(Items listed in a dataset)
>>>
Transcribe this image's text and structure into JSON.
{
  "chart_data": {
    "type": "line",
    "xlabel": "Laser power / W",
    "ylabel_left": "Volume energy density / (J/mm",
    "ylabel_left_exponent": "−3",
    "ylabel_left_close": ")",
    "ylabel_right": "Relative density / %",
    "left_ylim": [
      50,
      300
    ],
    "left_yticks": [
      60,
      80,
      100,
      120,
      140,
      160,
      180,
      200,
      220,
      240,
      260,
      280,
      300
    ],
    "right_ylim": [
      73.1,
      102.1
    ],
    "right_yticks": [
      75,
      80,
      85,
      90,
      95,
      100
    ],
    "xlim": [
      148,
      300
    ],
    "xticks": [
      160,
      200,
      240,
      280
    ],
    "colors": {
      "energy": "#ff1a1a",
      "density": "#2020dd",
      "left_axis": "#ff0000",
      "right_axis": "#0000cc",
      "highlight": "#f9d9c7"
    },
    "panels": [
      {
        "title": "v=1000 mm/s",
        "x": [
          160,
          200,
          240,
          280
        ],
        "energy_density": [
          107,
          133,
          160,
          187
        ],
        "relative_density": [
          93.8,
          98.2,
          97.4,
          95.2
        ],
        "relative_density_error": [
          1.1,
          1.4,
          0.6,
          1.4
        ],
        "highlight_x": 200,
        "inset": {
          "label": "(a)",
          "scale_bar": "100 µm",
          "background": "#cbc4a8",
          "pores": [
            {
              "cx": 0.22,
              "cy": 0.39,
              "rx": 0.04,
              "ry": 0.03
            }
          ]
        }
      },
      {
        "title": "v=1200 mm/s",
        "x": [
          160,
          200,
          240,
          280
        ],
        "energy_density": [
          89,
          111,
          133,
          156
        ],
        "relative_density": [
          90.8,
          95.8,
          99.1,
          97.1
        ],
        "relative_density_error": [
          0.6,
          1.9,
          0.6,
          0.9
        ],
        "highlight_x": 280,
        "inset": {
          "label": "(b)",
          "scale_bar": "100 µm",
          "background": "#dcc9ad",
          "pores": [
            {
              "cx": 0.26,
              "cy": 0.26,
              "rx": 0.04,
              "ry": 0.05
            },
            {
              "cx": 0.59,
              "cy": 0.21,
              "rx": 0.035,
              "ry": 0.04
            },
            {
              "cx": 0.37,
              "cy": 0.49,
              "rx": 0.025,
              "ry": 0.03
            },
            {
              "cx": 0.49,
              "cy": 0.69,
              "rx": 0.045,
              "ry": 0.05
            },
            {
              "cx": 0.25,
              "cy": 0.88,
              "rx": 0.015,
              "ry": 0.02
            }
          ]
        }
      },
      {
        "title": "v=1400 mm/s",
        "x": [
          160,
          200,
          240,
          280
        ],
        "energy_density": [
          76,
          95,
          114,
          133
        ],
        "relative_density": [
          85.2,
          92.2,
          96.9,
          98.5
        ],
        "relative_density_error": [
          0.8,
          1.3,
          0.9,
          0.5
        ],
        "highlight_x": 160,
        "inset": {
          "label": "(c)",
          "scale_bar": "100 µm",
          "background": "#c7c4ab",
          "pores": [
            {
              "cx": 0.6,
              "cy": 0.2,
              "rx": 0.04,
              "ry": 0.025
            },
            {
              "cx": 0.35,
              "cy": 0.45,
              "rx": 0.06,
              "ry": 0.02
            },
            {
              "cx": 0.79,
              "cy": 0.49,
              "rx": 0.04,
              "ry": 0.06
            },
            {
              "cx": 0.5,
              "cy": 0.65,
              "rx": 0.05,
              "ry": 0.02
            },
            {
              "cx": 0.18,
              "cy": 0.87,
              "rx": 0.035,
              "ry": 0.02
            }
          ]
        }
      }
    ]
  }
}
<<<
Copy all of the data. Keep every word exactly as it is.

### THE RESPONSE:
Transcribe this image's text and structure into JSON.
{
  "chart_data": {
    "type": "line",
    "xlabel": "Laser power / W",
    "ylabel_left": "Volume energy density / (J/mm",
    "ylabel_left_exponent": "−3",
    "ylabel_left_close": ")",
    "ylabel_right": "Relative density / %",
    "left_ylim": [
      50,
      300
    ],
    "left_yticks": [
      60,
      80,
      100,
      120,
      140,
      160,
      180,
      200,
      220,
      240,
      260,
      280,
      300
    ],
    "right_ylim": [
      73.1,
      102.1
    ],
    "right_yticks": [
      75,
      80,
      85,
      90,
      95,
      100
    ],
    "xlim": [
      148,
      300
    ],
    "xticks": [
      160,
      200,
      240,
      280
    ],
    "colors": {
      "energy": "#ff1a1a",
      "density": "#2020dd",
      "left_axis": "#ff0000",
      "right_axis": "#0000cc",
      "highlight": "#f9d9c7"
    },
    "panels": [
      {
        "title": "v=1000 mm/s",
        "x": [
          160,
          200,
          240,
          280
        ],
        "energy_density": [
          107,
          133,
          160,
          187
        ],
        "relative_density": [
          93.8,
          98.2,
          97.4,
          95.2
        ],
        "relative_density_error": [
          1.1,
          1.4,
          0.6,
          1.4
        ],
        "highlight_x": 200,
        "inset": {
          "label": "(a)",
          "scale_bar": "100 µm",
          "background": "#cbc4a8",
          "pores": [
            {
              "cx": 0.22,
              "cy": 0.39,
              "rx": 0.04,
              "ry": 0.03
            }
          ]
        }
      },
      {
        "title": "v=1200 mm/s",
        "x": [
          160,
          200,
          240,
          280
        ],
        "energy_density": [
          89,
          111,
          133,
          156
        ],
        "relative_density": [
          90.8,
          95.8,
          99.1,
          97.1
        ],
        "relative_density_error": [
          0.6,
          1.9,
          0.6,
          0.9
        ],
        "highlight_x": 280,
        "inset": {
          "label": "(b)",
          "scale_bar": "100 µm",
          "background": "#dcc9ad",
          "pores": [
            {
              "cx": 0.26,
              "cy": 0.26,
              "rx": 0.04,
              "ry": 0.05
            },
            {
              "cx": 0.59,
              "cy": 0.21,
              "rx": 0.035,
              "ry": 0.04
            },
            {
              "cx": 0.37,
              "cy": 0.49,
              "rx": 0.025,
              "ry": 0.03
            },
            {
              "cx": 0.49,
              "cy": 0.69,
              "rx": 0.045,
              "ry": 0.05
            },
            {
              "cx": 0.25,
              "cy": 0.88,
              "rx": 0.015,
              "ry": 0.02
            }
          ]
        }
      },
      {
        "title": "v=1400 mm/s",
        "x": [
          160,
          200,
          240,
          280
        ],
        "energy_density": [
          76,
          95,
          114,
          133
        ],
        "relative_density": [
          85.2,
          92.2,
          96.9,
          98.5
        ],
        "relative_density_error": [
          0.8,
          1.3,
          0.9,
          0.5
        ],
        "highlight_x": 160,
        "inset": {
          "label": "(c)",
          "scale_bar": "100 µm",
          "background": "#c7c4ab",
          "pores": [
            {
              "cx": 0.6,
              "cy": 0.2,
              "rx": 0.04,
              "ry": 0.025
            },
            {
              "cx": 0.35,
              "cy": 0.45,
              "rx": 0.06,
              "ry": 0.02
            },
            {
              "cx": 0.79,
              "cy": 0.49,
              "rx": 0.04,
              "ry": 0.06
            },
            {
              "cx": 0.5,
              "cy": 0.65,
              "rx": 0.05,
              "ry": 0.02
            },
            {
              "cx": 0.18,
              "cy": 0.87,
              "rx": 0.035,
              "ry": 0.02
            }
          ]
        }
      }
    ]
  }
}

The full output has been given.